> AIM OF THE EXERCISE: Will you output the entries below exactly, skipping every image they contain?

────────────────

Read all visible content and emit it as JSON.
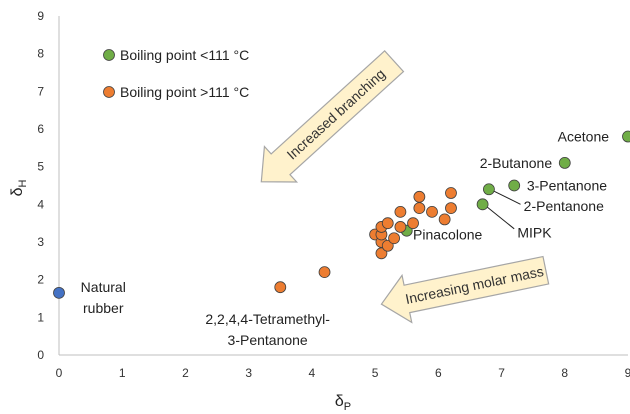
{
  "chart_data": {
    "type": "scatter",
    "xlim": [
      0,
      9
    ],
    "ylim": [
      0,
      9
    ],
    "x_ticks": [
      0,
      1,
      2,
      3,
      4,
      5,
      6,
      7,
      8,
      9
    ],
    "y_ticks": [
      0,
      1,
      2,
      3,
      4,
      5,
      6,
      7,
      8,
      9
    ],
    "xlabel_main": "δ",
    "xlabel_sub": "P",
    "ylabel_main": "δ",
    "ylabel_sub": "H",
    "grid": false,
    "legend_placement": "top-left",
    "series": [
      {
        "name": "Boiling point <111 °C",
        "color": "#70ad47",
        "points": [
          {
            "x": 9.0,
            "y": 5.8
          },
          {
            "x": 8.0,
            "y": 5.1
          },
          {
            "x": 7.2,
            "y": 4.5
          },
          {
            "x": 6.8,
            "y": 4.4
          },
          {
            "x": 6.7,
            "y": 4.0
          },
          {
            "x": 5.5,
            "y": 3.3
          }
        ]
      },
      {
        "name": "Boiling point >111 °C",
        "color": "#ed7d31",
        "points": [
          {
            "x": 3.5,
            "y": 1.8
          },
          {
            "x": 4.2,
            "y": 2.2
          },
          {
            "x": 5.0,
            "y": 3.2
          },
          {
            "x": 5.1,
            "y": 2.7
          },
          {
            "x": 5.1,
            "y": 3.0
          },
          {
            "x": 5.1,
            "y": 3.2
          },
          {
            "x": 5.2,
            "y": 2.9
          },
          {
            "x": 5.1,
            "y": 3.4
          },
          {
            "x": 5.2,
            "y": 3.5
          },
          {
            "x": 5.3,
            "y": 3.1
          },
          {
            "x": 5.4,
            "y": 3.8
          },
          {
            "x": 5.4,
            "y": 3.4
          },
          {
            "x": 5.6,
            "y": 3.5
          },
          {
            "x": 5.7,
            "y": 3.9
          },
          {
            "x": 5.7,
            "y": 4.2
          },
          {
            "x": 5.9,
            "y": 3.8
          },
          {
            "x": 6.1,
            "y": 3.6
          },
          {
            "x": 6.2,
            "y": 3.9
          },
          {
            "x": 6.2,
            "y": 4.3
          }
        ]
      },
      {
        "name": "",
        "color": "#4472c4",
        "points": [
          {
            "x": 0.0,
            "y": 1.65
          }
        ]
      }
    ],
    "annotations": [
      {
        "id": "acetone",
        "text": "Acetone",
        "x": 8.7,
        "y": 5.8,
        "anchor": "end"
      },
      {
        "id": "butanone",
        "text": "2-Butanone",
        "x": 7.8,
        "y": 5.1,
        "anchor": "end"
      },
      {
        "id": "pentanone3",
        "text": "3-Pentanone",
        "x": 7.4,
        "y": 4.5,
        "anchor": "start"
      },
      {
        "id": "pentanone2",
        "text": "2-Pentanone",
        "x": 7.35,
        "y": 3.95,
        "anchor": "start"
      },
      {
        "id": "mipk",
        "text": "MIPK",
        "x": 7.25,
        "y": 3.25,
        "anchor": "start"
      },
      {
        "id": "pinacolone",
        "text": "Pinacolone",
        "x": 5.6,
        "y": 3.2,
        "anchor": "start"
      },
      {
        "id": "rubber1",
        "text": "Natural",
        "x": 0.7,
        "y": 1.8,
        "anchor": "middle"
      },
      {
        "id": "rubber2",
        "text": "rubber",
        "x": 0.7,
        "y": 1.25,
        "anchor": "middle"
      },
      {
        "id": "tmp1",
        "text": "2,2,4,4-Tetramethyl-",
        "x": 3.3,
        "y": 0.95,
        "anchor": "middle"
      },
      {
        "id": "tmp2",
        "text": "3-Pentanone",
        "x": 3.3,
        "y": 0.4,
        "anchor": "middle"
      }
    ],
    "leader_lines": [
      {
        "from": [
          6.82,
          4.4
        ],
        "to": [
          7.3,
          4.0
        ]
      },
      {
        "from": [
          6.72,
          4.0
        ],
        "to": [
          7.2,
          3.35
        ]
      }
    ],
    "arrows": [
      {
        "id": "branching",
        "text": "Increased branching",
        "from": [
          5.3,
          7.8
        ],
        "to": [
          3.2,
          4.6
        ]
      },
      {
        "id": "molar",
        "text": "Increasing molar mass",
        "from": [
          7.7,
          2.25
        ],
        "to": [
          5.1,
          1.35
        ]
      }
    ]
  }
}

────────────────

> EXERCISE SOLUTION:
Read all visible content and emit it as JSON.
{
  "chart_data": {
    "type": "scatter",
    "xlim": [
      0,
      9
    ],
    "ylim": [
      0,
      9
    ],
    "x_ticks": [
      0,
      1,
      2,
      3,
      4,
      5,
      6,
      7,
      8,
      9
    ],
    "y_ticks": [
      0,
      1,
      2,
      3,
      4,
      5,
      6,
      7,
      8,
      9
    ],
    "xlabel_main": "δ",
    "xlabel_sub": "P",
    "ylabel_main": "δ",
    "ylabel_sub": "H",
    "grid": false,
    "legend_placement": "top-left",
    "series": [
      {
        "name": "Boiling point <111 °C",
        "color": "#70ad47",
        "points": [
          {
            "x": 9.0,
            "y": 5.8
          },
          {
            "x": 8.0,
            "y": 5.1
          },
          {
            "x": 7.2,
            "y": 4.5
          },
          {
            "x": 6.8,
            "y": 4.4
          },
          {
            "x": 6.7,
            "y": 4.0
          },
          {
            "x": 5.5,
            "y": 3.3
          }
        ]
      },
      {
        "name": "Boiling point >111 °C",
        "color": "#ed7d31",
        "points": [
          {
            "x": 3.5,
            "y": 1.8
          },
          {
            "x": 4.2,
            "y": 2.2
          },
          {
            "x": 5.0,
            "y": 3.2
          },
          {
            "x": 5.1,
            "y": 2.7
          },
          {
            "x": 5.1,
            "y": 3.0
          },
          {
            "x": 5.1,
            "y": 3.2
          },
          {
            "x": 5.2,
            "y": 2.9
          },
          {
            "x": 5.1,
            "y": 3.4
          },
          {
            "x": 5.2,
            "y": 3.5
          },
          {
            "x": 5.3,
            "y": 3.1
          },
          {
            "x": 5.4,
            "y": 3.8
          },
          {
            "x": 5.4,
            "y": 3.4
          },
          {
            "x": 5.6,
            "y": 3.5
          },
          {
            "x": 5.7,
            "y": 3.9
          },
          {
            "x": 5.7,
            "y": 4.2
          },
          {
            "x": 5.9,
            "y": 3.8
          },
          {
            "x": 6.1,
            "y": 3.6
          },
          {
            "x": 6.2,
            "y": 3.9
          },
          {
            "x": 6.2,
            "y": 4.3
          }
        ]
      },
      {
        "name": "",
        "color": "#4472c4",
        "points": [
          {
            "x": 0.0,
            "y": 1.65
          }
        ]
      }
    ],
    "annotations": [
      {
        "id": "acetone",
        "text": "Acetone",
        "x": 8.7,
        "y": 5.8,
        "anchor": "end"
      },
      {
        "id": "butanone",
        "text": "2-Butanone",
        "x": 7.8,
        "y": 5.1,
        "anchor": "end"
      },
      {
        "id": "pentanone3",
        "text": "3-Pentanone",
        "x": 7.4,
        "y": 4.5,
        "anchor": "start"
      },
      {
        "id": "pentanone2",
        "text": "2-Pentanone",
        "x": 7.35,
        "y": 3.95,
        "anchor": "start"
      },
      {
        "id": "mipk",
        "text": "MIPK",
        "x": 7.25,
        "y": 3.25,
        "anchor": "start"
      },
      {
        "id": "pinacolone",
        "text": "Pinacolone",
        "x": 5.6,
        "y": 3.2,
        "anchor": "start"
      },
      {
        "id": "rubber1",
        "text": "Natural",
        "x": 0.7,
        "y": 1.8,
        "anchor": "middle"
      },
      {
        "id": "rubber2",
        "text": "rubber",
        "x": 0.7,
        "y": 1.25,
        "anchor": "middle"
      },
      {
        "id": "tmp1",
        "text": "2,2,4,4-Tetramethyl-",
        "x": 3.3,
        "y": 0.95,
        "anchor": "middle"
      },
      {
        "id": "tmp2",
        "text": "3-Pentanone",
        "x": 3.3,
        "y": 0.4,
        "anchor": "middle"
      }
    ],
    "leader_lines": [
      {
        "from": [
          6.82,
          4.4
        ],
        "to": [
          7.3,
          4.0
        ]
      },
      {
        "from": [
          6.72,
          4.0
        ],
        "to": [
          7.2,
          3.35
        ]
      }
    ],
    "arrows": [
      {
        "id": "branching",
        "text": "Increased branching",
        "from": [
          5.3,
          7.8
        ],
        "to": [
          3.2,
          4.6
        ]
      },
      {
        "id": "molar",
        "text": "Increasing molar mass",
        "from": [
          7.7,
          2.25
        ],
        "to": [
          5.1,
          1.35
        ]
      }
    ]
  }
}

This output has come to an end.